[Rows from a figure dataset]
= = =

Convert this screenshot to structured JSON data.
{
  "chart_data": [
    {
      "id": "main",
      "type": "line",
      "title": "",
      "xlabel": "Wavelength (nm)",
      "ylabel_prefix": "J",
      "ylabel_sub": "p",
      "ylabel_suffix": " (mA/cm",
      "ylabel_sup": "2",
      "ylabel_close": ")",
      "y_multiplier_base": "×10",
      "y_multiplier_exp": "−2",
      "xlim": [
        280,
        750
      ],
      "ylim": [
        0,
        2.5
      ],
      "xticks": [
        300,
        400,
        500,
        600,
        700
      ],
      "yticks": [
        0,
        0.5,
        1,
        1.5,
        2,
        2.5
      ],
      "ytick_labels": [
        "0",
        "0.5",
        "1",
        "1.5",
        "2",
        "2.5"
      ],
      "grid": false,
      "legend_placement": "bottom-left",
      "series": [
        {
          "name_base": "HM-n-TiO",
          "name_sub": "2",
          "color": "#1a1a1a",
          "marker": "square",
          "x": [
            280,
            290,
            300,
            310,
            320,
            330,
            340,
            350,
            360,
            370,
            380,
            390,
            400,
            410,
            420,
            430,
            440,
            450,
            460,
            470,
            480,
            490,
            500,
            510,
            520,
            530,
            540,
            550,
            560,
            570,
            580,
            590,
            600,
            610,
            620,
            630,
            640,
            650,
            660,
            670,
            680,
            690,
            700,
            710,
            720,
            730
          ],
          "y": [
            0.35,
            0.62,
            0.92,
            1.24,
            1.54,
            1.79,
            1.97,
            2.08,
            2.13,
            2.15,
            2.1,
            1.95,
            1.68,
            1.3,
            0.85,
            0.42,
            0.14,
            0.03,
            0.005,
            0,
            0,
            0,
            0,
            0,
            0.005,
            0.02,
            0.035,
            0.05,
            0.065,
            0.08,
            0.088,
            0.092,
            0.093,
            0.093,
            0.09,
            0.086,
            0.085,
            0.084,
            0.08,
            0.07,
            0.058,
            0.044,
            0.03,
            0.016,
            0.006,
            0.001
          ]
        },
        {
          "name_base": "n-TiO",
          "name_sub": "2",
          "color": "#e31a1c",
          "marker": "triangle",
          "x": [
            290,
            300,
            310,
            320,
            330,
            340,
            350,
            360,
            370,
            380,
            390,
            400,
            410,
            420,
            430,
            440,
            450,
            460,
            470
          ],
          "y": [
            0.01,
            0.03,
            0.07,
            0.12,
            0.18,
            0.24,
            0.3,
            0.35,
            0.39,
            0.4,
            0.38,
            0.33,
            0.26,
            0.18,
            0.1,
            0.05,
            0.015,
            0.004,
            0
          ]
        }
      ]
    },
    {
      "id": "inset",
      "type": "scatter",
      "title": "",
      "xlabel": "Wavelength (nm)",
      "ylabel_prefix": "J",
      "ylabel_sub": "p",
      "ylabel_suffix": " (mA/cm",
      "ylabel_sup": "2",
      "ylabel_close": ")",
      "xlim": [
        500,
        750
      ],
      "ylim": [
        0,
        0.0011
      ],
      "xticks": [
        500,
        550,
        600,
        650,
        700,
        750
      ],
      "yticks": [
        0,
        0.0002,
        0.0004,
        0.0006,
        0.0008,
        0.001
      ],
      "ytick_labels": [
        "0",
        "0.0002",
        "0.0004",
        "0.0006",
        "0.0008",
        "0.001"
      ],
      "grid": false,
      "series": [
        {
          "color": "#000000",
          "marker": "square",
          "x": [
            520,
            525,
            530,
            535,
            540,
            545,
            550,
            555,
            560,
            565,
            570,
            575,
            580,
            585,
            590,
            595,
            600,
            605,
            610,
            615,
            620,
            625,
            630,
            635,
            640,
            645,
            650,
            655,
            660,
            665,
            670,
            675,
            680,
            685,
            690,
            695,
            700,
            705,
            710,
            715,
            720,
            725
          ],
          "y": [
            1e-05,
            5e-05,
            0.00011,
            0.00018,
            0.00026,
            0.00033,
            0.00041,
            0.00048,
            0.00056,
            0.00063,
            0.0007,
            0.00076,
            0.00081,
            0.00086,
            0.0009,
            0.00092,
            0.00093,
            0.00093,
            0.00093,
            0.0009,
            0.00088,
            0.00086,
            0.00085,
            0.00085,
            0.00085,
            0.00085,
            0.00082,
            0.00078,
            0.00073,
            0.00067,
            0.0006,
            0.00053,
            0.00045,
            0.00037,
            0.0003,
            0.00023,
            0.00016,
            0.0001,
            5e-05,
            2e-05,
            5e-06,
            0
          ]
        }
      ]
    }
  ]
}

= = =

§ WHAT NEEDS TO BE DONE
Copy every record above exactly as it appears.

§ EXERCISE OUTPUT
Convert this screenshot to structured JSON data.
{
  "chart_data": [
    {
      "id": "main",
      "type": "line",
      "title": "",
      "xlabel": "Wavelength (nm)",
      "ylabel_prefix": "J",
      "ylabel_sub": "p",
      "ylabel_suffix": " (mA/cm",
      "ylabel_sup": "2",
      "ylabel_close": ")",
      "y_multiplier_base": "×10",
      "y_multiplier_exp": "−2",
      "xlim": [
        280,
        750
      ],
      "ylim": [
        0,
        2.5
      ],
      "xticks": [
        300,
        400,
        500,
        600,
        700
      ],
      "yticks": [
        0,
        0.5,
        1,
        1.5,
        2,
        2.5
      ],
      "ytick_labels": [
        "0",
        "0.5",
        "1",
        "1.5",
        "2",
        "2.5"
      ],
      "grid": false,
      "legend_placement": "bottom-left",
      "series": [
        {
          "name_base": "HM-n-TiO",
          "name_sub": "2",
          "color": "#1a1a1a",
          "marker": "square",
          "x": [
            280,
            290,
            300,
            310,
            320,
            330,
            340,
            350,
            360,
            370,
            380,
            390,
            400,
            410,
            420,
            430,
            440,
            450,
            460,
            470,
            480,
            490,
            500,
            510,
            520,
            530,
            540,
            550,
            560,
            570,
            580,
            590,
            600,
            610,
            620,
            630,
            640,
            650,
            660,
            670,
            680,
            690,
            700,
            710,
            720,
            730
          ],
          "y": [
            0.35,
            0.62,
            0.92,
            1.24,
            1.54,
            1.79,
            1.97,
            2.08,
            2.13,
            2.15,
            2.1,
            1.95,
            1.68,
            1.3,
            0.85,
            0.42,
            0.14,
            0.03,
            0.005,
            0,
            0,
            0,
            0,
            0,
            0.005,
            0.02,
            0.035,
            0.05,
            0.065,
            0.08,
            0.088,
            0.092,
            0.093,
            0.093,
            0.09,
            0.086,
            0.085,
            0.084,
            0.08,
            0.07,
            0.058,
            0.044,
            0.03,
            0.016,
            0.006,
            0.001
          ]
        },
        {
          "name_base": "n-TiO",
          "name_sub": "2",
          "color": "#e31a1c",
          "marker": "triangle",
          "x": [
            290,
            300,
            310,
            320,
            330,
            340,
            350,
            360,
            370,
            380,
            390,
            400,
            410,
            420,
            430,
            440,
            450,
            460,
            470
          ],
          "y": [
            0.01,
            0.03,
            0.07,
            0.12,
            0.18,
            0.24,
            0.3,
            0.35,
            0.39,
            0.4,
            0.38,
            0.33,
            0.26,
            0.18,
            0.1,
            0.05,
            0.015,
            0.004,
            0
          ]
        }
      ]
    },
    {
      "id": "inset",
      "type": "scatter",
      "title": "",
      "xlabel": "Wavelength (nm)",
      "ylabel_prefix": "J",
      "ylabel_sub": "p",
      "ylabel_suffix": " (mA/cm",
      "ylabel_sup": "2",
      "ylabel_close": ")",
      "xlim": [
        500,
        750
      ],
      "ylim": [
        0,
        0.0011
      ],
      "xticks": [
        500,
        550,
        600,
        650,
        700,
        750
      ],
      "yticks": [
        0,
        0.0002,
        0.0004,
        0.0006,
        0.0008,
        0.001
      ],
      "ytick_labels": [
        "0",
        "0.0002",
        "0.0004",
        "0.0006",
        "0.0008",
        "0.001"
      ],
      "grid": false,
      "series": [
        {
          "color": "#000000",
          "marker": "square",
          "x": [
            520,
            525,
            530,
            535,
            540,
            545,
            550,
            555,
            560,
            565,
            570,
            575,
            580,
            585,
            590,
            595,
            600,
            605,
            610,
            615,
            620,
            625,
            630,
            635,
            640,
            645,
            650,
            655,
            660,
            665,
            670,
            675,
            680,
            685,
            690,
            695,
            700,
            705,
            710,
            715,
            720,
            725
          ],
          "y": [
            1e-05,
            5e-05,
            0.00011,
            0.00018,
            0.00026,
            0.00033,
            0.00041,
            0.00048,
            0.00056,
            0.00063,
            0.0007,
            0.00076,
            0.00081,
            0.00086,
            0.0009,
            0.00092,
            0.00093,
            0.00093,
            0.00093,
            0.0009,
            0.00088,
            0.00086,
            0.00085,
            0.00085,
            0.00085,
            0.00085,
            0.00082,
            0.00078,
            0.00073,
            0.00067,
            0.0006,
            0.00053,
            0.00045,
            0.00037,
            0.0003,
            0.00023,
            0.00016,
            0.0001,
            5e-05,
            2e-05,
            5e-06,
            0
          ]
        }
      ]
    }
  ]
}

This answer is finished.